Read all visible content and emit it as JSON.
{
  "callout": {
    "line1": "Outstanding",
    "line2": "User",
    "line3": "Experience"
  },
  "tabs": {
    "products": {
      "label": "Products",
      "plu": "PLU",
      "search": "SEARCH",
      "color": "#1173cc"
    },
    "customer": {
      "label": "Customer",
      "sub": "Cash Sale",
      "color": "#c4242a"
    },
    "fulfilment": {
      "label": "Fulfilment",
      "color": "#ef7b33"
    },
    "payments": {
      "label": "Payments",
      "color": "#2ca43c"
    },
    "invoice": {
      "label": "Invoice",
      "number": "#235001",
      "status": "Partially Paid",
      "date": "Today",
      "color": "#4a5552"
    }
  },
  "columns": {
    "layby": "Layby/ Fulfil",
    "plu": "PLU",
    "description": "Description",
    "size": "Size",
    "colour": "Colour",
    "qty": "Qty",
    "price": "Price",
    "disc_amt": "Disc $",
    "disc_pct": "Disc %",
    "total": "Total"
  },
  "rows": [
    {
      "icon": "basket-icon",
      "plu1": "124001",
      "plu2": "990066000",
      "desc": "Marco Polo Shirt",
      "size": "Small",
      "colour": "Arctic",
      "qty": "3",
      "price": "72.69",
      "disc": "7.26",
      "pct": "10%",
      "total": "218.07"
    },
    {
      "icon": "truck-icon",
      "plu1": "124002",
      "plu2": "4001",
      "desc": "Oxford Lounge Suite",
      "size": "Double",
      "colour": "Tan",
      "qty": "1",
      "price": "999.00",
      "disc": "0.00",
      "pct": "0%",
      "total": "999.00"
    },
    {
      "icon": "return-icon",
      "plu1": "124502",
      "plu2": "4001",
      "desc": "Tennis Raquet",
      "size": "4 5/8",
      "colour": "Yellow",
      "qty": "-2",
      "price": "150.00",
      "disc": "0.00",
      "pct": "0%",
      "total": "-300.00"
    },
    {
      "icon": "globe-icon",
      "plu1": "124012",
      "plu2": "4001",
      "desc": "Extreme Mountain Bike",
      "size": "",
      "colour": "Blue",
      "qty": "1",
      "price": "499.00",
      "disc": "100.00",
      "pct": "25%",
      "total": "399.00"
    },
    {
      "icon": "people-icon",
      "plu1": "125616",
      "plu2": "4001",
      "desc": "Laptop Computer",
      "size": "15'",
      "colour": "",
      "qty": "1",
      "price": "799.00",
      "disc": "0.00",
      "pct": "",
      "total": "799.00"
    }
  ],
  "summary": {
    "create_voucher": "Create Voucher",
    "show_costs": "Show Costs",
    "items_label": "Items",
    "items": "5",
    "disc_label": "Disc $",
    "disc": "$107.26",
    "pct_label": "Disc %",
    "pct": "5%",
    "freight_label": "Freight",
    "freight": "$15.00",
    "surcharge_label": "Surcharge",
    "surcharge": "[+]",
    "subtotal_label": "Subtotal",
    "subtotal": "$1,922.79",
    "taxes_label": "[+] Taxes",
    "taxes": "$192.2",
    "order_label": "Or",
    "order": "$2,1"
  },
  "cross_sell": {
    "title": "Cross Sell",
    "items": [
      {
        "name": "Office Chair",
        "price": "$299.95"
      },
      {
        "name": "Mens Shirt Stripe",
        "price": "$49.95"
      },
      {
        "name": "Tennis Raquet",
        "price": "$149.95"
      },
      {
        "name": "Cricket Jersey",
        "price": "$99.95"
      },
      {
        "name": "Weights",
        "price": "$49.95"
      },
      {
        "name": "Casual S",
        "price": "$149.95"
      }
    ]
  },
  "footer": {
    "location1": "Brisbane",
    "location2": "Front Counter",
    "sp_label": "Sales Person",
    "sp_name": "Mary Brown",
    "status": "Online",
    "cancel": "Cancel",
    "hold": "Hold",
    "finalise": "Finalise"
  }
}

^^^^^^^^

> **Written exercise**
Return all lines of the material above in which the word "Shirt" occurs.

> **Finished task**
      "desc": "Marco Polo Shirt",
        "name": "Mens Shirt Stripe",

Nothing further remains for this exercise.